**Your instructions**
Below are some entries. Copy each line that holds the string "data".

**Raw records**

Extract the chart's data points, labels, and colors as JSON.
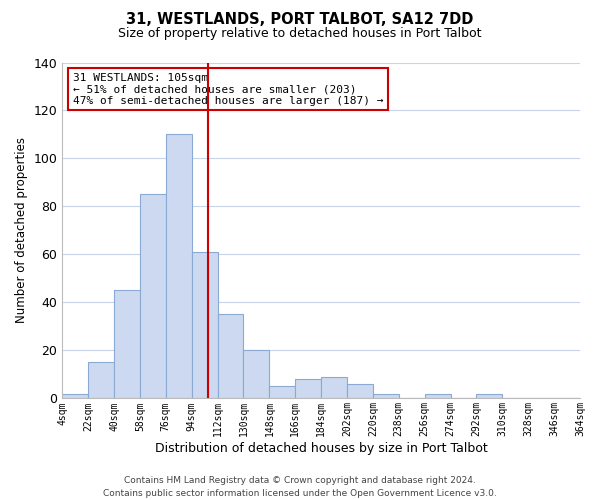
{
  "title": "31, WESTLANDS, PORT TALBOT, SA12 7DD",
  "subtitle": "Size of property relative to detached houses in Port Talbot",
  "xlabel": "Distribution of detached houses by size in Port Talbot",
  "ylabel": "Number of detached properties",
  "bar_values": [
    2,
    15,
    45,
    85,
    110,
    61,
    35,
    20,
    5,
    8,
    9,
    6,
    2,
    0,
    2,
    0,
    2,
    0,
    0,
    0
  ],
  "bin_edges": [
    4,
    22,
    40,
    58,
    76,
    94,
    112,
    130,
    148,
    166,
    184,
    202,
    220,
    238,
    256,
    274,
    292,
    310,
    328,
    346,
    364
  ],
  "tick_labels": [
    "4sqm",
    "22sqm",
    "40sqm",
    "58sqm",
    "76sqm",
    "94sqm",
    "112sqm",
    "130sqm",
    "148sqm",
    "166sqm",
    "184sqm",
    "202sqm",
    "220sqm",
    "238sqm",
    "256sqm",
    "274sqm",
    "292sqm",
    "310sqm",
    "328sqm",
    "346sqm",
    "364sqm"
  ],
  "bar_color": "#ccd9f0",
  "bar_edge_color": "#8aaad4",
  "vline_x": 105,
  "vline_color": "#cc0000",
  "ylim": [
    0,
    140
  ],
  "yticks": [
    0,
    20,
    40,
    60,
    80,
    100,
    120,
    140
  ],
  "annotation_text": "31 WESTLANDS: 105sqm\n← 51% of detached houses are smaller (203)\n47% of semi-detached houses are larger (187) →",
  "annotation_box_facecolor": "#ffffff",
  "annotation_box_edgecolor": "#cc0000",
  "footer1": "Contains HM Land Registry data © Crown copyright and database right 2024.",
  "footer2": "Contains public sector information licensed under the Open Government Licence v3.0.",
  "background_color": "#ffffff",
  "grid_color": "#c8d4e8",
  "title_fontsize": 10.5,
  "subtitle_fontsize": 9,
  "ylabel_fontsize": 8.5,
  "xlabel_fontsize": 9,
  "tick_fontsize": 7,
  "footer_fontsize": 6.5,
  "annotation_fontsize": 8
}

**Task answer**
Extract the chart's data points, labels, and colors as JSON.
  "footer1": "Contains HM Land Registry data © Crown copyright and database right 2024.",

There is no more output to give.